## Input for this task
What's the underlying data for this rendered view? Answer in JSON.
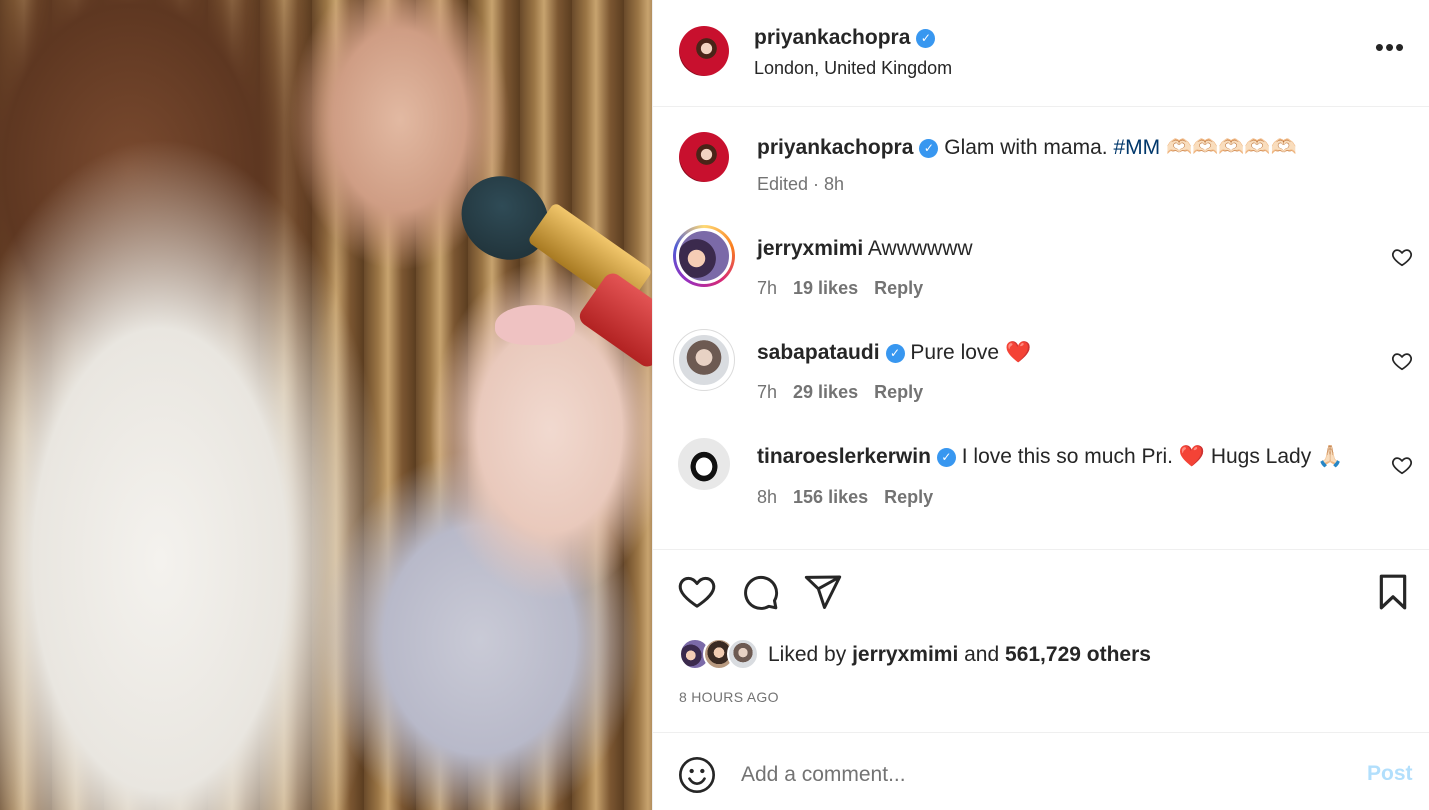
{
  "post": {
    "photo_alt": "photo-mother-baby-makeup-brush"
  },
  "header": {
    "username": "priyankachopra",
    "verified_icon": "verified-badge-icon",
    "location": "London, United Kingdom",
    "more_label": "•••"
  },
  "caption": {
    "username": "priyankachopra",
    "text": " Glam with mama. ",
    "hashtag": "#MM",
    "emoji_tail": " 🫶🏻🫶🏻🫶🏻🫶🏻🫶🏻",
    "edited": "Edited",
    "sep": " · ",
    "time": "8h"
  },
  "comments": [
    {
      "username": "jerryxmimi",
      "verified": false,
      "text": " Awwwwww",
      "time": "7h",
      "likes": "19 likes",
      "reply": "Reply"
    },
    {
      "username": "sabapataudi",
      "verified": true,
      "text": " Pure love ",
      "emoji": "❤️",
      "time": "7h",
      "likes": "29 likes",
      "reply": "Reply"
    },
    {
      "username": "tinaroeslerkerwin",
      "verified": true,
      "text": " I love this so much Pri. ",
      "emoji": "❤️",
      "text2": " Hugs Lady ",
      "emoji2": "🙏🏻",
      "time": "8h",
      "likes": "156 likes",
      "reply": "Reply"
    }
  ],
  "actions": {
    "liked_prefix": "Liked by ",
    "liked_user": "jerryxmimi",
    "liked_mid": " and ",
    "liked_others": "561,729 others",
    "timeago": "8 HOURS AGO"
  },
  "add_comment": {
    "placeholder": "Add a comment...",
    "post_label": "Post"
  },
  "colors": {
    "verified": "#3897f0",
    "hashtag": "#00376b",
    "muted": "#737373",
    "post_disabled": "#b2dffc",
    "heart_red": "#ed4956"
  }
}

---

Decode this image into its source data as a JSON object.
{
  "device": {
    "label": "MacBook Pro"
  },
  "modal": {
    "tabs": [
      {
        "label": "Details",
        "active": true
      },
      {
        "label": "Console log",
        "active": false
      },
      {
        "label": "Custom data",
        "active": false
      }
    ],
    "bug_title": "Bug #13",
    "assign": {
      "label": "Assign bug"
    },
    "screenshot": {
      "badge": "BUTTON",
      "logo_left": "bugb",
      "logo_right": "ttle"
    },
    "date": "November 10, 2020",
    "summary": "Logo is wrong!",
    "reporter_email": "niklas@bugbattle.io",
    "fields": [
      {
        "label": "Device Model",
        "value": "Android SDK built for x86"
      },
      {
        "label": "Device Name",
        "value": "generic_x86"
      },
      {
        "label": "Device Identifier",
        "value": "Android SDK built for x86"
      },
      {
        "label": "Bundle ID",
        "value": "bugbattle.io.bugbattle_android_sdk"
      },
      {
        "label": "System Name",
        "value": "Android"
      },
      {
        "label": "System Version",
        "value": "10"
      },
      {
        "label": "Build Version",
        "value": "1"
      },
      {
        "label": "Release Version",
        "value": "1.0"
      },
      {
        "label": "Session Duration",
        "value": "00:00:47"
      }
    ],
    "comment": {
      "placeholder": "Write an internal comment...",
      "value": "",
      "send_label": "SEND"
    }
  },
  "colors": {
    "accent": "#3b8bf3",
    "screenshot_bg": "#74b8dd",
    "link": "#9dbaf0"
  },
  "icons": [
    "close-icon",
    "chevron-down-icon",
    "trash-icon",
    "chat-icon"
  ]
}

## Goal
Scan the listing above. Collect all lines with the word "bugbattle".

## Answer to this exercise
    "reporter_email": "niklas@bugbattle.io",
        "value": "bugbattle.io.bugbattle_android_sdk"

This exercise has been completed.